Aim of the task: Copy out all lines that carry the word "Categories".
^^^^
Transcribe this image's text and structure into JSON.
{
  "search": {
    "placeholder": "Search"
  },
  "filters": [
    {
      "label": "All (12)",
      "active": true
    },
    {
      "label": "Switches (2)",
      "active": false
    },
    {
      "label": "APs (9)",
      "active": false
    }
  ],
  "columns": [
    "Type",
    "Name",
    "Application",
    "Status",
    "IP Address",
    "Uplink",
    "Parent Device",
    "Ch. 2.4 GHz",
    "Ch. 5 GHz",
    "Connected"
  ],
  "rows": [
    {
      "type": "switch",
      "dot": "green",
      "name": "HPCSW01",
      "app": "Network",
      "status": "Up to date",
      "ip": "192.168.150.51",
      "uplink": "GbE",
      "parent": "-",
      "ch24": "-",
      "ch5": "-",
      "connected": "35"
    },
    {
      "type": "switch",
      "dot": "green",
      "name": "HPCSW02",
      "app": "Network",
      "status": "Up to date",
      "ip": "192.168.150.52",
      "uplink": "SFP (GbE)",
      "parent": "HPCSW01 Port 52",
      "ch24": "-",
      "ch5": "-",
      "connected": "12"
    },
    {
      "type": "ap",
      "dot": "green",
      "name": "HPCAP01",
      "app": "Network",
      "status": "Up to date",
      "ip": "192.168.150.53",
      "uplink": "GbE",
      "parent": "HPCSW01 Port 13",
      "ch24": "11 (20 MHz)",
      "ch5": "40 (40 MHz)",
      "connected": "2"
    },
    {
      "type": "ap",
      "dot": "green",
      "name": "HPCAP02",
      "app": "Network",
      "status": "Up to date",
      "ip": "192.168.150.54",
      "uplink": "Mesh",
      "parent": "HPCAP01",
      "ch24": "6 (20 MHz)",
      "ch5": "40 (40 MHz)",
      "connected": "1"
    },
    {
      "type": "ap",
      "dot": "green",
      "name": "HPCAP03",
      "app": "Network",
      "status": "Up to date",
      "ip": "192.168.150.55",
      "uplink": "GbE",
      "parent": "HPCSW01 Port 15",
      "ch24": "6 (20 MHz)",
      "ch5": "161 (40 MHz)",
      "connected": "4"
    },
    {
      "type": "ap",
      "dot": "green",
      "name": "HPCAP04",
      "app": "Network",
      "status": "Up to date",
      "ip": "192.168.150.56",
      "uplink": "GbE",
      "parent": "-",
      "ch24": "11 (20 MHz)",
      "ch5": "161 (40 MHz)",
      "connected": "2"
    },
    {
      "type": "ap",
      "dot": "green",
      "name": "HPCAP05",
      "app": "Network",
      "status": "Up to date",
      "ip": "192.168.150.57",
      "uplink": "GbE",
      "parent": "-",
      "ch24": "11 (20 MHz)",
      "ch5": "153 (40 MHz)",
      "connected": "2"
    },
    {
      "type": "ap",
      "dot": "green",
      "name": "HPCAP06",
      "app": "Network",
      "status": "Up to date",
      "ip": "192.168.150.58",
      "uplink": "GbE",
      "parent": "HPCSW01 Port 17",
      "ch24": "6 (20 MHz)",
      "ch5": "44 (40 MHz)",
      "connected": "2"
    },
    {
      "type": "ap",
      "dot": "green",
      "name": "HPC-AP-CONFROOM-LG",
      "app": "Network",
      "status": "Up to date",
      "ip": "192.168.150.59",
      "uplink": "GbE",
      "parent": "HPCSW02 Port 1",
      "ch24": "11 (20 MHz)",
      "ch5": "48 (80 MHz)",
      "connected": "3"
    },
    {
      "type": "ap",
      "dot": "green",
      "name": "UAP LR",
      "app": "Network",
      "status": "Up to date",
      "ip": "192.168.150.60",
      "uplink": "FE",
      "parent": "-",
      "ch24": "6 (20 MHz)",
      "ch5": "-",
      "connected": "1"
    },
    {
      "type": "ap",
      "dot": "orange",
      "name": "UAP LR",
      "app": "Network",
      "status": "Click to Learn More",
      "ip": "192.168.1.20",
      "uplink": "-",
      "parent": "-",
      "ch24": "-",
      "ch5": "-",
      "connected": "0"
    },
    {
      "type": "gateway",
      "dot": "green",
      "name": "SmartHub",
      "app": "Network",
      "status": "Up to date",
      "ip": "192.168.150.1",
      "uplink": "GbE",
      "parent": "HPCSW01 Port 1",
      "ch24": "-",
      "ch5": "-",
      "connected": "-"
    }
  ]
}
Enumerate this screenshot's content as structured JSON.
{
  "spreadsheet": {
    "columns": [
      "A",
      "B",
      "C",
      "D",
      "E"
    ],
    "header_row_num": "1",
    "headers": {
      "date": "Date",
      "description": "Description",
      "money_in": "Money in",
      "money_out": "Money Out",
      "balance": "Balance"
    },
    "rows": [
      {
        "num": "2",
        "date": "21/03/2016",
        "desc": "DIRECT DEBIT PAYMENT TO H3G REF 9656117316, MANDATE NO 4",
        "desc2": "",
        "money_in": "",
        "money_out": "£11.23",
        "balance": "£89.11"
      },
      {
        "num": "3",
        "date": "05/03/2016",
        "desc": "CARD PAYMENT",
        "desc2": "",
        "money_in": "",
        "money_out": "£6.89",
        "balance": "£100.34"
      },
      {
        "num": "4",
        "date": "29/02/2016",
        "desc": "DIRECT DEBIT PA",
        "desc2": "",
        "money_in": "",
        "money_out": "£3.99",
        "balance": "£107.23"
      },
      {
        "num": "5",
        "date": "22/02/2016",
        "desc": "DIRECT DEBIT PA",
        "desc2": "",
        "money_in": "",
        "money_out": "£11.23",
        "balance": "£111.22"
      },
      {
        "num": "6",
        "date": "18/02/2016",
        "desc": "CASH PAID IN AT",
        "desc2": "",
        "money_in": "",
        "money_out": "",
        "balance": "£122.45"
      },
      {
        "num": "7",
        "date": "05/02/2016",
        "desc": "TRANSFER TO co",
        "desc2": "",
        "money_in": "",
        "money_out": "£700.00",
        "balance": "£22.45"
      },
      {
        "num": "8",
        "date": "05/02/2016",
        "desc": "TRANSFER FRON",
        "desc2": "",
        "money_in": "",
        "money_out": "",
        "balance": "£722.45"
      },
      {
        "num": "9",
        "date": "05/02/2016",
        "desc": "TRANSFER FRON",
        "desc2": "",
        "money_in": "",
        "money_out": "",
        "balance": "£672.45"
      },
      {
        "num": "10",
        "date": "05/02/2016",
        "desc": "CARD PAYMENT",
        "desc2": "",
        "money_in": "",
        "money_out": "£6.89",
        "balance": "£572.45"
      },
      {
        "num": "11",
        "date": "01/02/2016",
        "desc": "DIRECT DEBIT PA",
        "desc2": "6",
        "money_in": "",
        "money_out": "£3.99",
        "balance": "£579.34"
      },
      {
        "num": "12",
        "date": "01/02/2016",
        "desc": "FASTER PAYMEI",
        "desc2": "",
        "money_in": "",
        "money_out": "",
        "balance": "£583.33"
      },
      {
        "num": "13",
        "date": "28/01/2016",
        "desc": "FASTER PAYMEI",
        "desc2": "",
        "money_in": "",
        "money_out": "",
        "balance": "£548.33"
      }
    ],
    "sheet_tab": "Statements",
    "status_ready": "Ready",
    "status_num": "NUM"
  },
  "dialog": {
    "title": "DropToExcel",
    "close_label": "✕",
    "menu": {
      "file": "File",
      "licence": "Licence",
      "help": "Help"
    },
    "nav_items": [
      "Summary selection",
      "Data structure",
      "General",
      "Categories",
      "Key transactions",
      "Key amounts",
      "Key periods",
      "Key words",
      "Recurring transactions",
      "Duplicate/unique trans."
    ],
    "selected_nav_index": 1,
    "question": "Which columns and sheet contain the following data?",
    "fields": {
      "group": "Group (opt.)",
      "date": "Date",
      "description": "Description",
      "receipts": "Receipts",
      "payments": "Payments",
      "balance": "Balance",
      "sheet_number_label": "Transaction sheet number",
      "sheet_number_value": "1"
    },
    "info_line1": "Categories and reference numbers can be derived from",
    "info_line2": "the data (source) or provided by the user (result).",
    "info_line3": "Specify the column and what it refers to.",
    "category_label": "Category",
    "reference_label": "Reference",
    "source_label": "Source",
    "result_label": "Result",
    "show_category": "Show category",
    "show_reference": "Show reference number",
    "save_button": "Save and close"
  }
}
^^^^
The completed task:
      "Categories",
    "info_line1": "Categories and reference numbers can be derived from",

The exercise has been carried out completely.